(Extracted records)
• • • • • • •
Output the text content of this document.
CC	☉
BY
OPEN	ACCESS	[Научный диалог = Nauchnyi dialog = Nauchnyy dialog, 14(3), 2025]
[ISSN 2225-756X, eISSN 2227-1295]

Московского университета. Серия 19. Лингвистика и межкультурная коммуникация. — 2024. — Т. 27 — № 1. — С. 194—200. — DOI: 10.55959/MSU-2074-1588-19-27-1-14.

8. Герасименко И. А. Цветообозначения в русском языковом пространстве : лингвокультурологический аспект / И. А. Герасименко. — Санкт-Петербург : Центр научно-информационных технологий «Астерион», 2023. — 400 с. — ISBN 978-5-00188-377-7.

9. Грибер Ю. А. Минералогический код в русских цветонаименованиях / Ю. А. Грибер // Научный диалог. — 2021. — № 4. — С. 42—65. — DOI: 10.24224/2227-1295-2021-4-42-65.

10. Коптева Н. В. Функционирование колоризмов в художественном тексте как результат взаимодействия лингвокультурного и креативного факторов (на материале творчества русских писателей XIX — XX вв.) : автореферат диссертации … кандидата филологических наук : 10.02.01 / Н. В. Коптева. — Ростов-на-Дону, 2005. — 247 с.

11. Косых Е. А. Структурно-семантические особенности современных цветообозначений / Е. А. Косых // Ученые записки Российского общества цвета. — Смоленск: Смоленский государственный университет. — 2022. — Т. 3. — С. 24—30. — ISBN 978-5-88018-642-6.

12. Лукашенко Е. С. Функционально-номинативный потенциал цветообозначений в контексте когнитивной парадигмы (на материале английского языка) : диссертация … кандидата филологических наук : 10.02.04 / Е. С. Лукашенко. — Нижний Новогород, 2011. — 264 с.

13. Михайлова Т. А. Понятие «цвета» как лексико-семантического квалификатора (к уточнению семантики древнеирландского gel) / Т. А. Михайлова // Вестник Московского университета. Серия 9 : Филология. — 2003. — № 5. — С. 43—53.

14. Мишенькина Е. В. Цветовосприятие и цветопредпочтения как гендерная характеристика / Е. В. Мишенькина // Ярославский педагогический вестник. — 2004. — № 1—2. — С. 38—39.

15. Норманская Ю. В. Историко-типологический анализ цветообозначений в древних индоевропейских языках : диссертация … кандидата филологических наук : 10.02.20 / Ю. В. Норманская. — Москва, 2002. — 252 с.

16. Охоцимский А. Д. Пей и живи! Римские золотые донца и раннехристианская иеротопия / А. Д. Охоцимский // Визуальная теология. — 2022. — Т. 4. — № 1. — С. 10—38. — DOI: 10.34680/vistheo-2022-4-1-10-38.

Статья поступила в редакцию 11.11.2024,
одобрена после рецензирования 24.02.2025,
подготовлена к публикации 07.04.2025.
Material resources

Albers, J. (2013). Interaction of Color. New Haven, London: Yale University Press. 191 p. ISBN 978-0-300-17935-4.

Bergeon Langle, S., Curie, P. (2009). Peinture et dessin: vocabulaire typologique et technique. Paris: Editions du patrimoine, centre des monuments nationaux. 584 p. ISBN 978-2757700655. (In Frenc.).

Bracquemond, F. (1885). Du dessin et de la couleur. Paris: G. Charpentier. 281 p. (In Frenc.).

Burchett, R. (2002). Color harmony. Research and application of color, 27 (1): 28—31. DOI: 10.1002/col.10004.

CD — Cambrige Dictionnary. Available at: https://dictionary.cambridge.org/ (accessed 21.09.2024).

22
• • • • • • •
▶ **WHAT IS EXPECTED**: Write out all records exactly, keeping every detail.

▶ **RESPONSE TO THIS EXERCISE**:
Output the text content of this document.
CC	☉
BY
OPEN	ACCESS	[Научный диалог = Nauchnyi dialog = Nauchnyy dialog, 14(3), 2025]
[ISSN 2225-756X, eISSN 2227-1295]

Московского университета. Серия 19. Лингвистика и межкультурная коммуникация. — 2024. — Т. 27 — № 1. — С. 194—200. — DOI: 10.55959/MSU-2074-1588-19-27-1-14.

8. Герасименко И. А. Цветообозначения в русском языковом пространстве : лингвокультурологический аспект / И. А. Герасименко. — Санкт-Петербург : Центр научно-информационных технологий «Астерион», 2023. — 400 с. — ISBN 978-5-00188-377-7.

9. Грибер Ю. А. Минералогический код в русских цветонаименованиях / Ю. А. Грибер // Научный диалог. — 2021. — № 4. — С. 42—65. — DOI: 10.24224/2227-1295-2021-4-42-65.

10. Коптева Н. В. Функционирование колоризмов в художественном тексте как результат взаимодействия лингвокультурного и креативного факторов (на материале творчества русских писателей XIX — XX вв.) : автореферат диссертации … кандидата филологических наук : 10.02.01 / Н. В. Коптева. — Ростов-на-Дону, 2005. — 247 с.

11. Косых Е. А. Структурно-семантические особенности современных цветообозначений / Е. А. Косых // Ученые записки Российского общества цвета. — Смоленск: Смоленский государственный университет. — 2022. — Т. 3. — С. 24—30. — ISBN 978-5-88018-642-6.

12. Лукашенко Е. С. Функционально-номинативный потенциал цветообозначений в контексте когнитивной парадигмы (на материале английского языка) : диссертация … кандидата филологических наук : 10.02.04 / Е. С. Лукашенко. — Нижний Новогород, 2011. — 264 с.

13. Михайлова Т. А. Понятие «цвета» как лексико-семантического квалификатора (к уточнению семантики древнеирландского gel) / Т. А. Михайлова // Вестник Московского университета. Серия 9 : Филология. — 2003. — № 5. — С. 43—53.

14. Мишенькина Е. В. Цветовосприятие и цветопредпочтения как гендерная характеристика / Е. В. Мишенькина // Ярославский педагогический вестник. — 2004. — № 1—2. — С. 38—39.

15. Норманская Ю. В. Историко-типологический анализ цветообозначений в древних индоевропейских языках : диссертация … кандидата филологических наук : 10.02.20 / Ю. В. Норманская. — Москва, 2002. — 252 с.

16. Охоцимский А. Д. Пей и живи! Римские золотые донца и раннехристианская иеротопия / А. Д. Охоцимский // Визуальная теология. — 2022. — Т. 4. — № 1. — С. 10—38. — DOI: 10.34680/vistheo-2022-4-1-10-38.

Статья поступила в редакцию 11.11.2024,
одобрена после рецензирования 24.02.2025,
подготовлена к публикации 07.04.2025.
Material resources

Albers, J. (2013). Interaction of Color. New Haven, London: Yale University Press. 191 p. ISBN 978-0-300-17935-4.

Bergeon Langle, S., Curie, P. (2009). Peinture et dessin: vocabulaire typologique et technique. Paris: Editions du patrimoine, centre des monuments nationaux. 584 p. ISBN 978-2757700655. (In Frenc.).

Bracquemond, F. (1885). Du dessin et de la couleur. Paris: G. Charpentier. 281 p. (In Frenc.).

Burchett, R. (2002). Color harmony. Research and application of color, 27 (1): 28—31. DOI: 10.1002/col.10004.

CD — Cambrige Dictionnary. Available at: https://dictionary.cambridge.org/ (accessed 21.09.2024).

22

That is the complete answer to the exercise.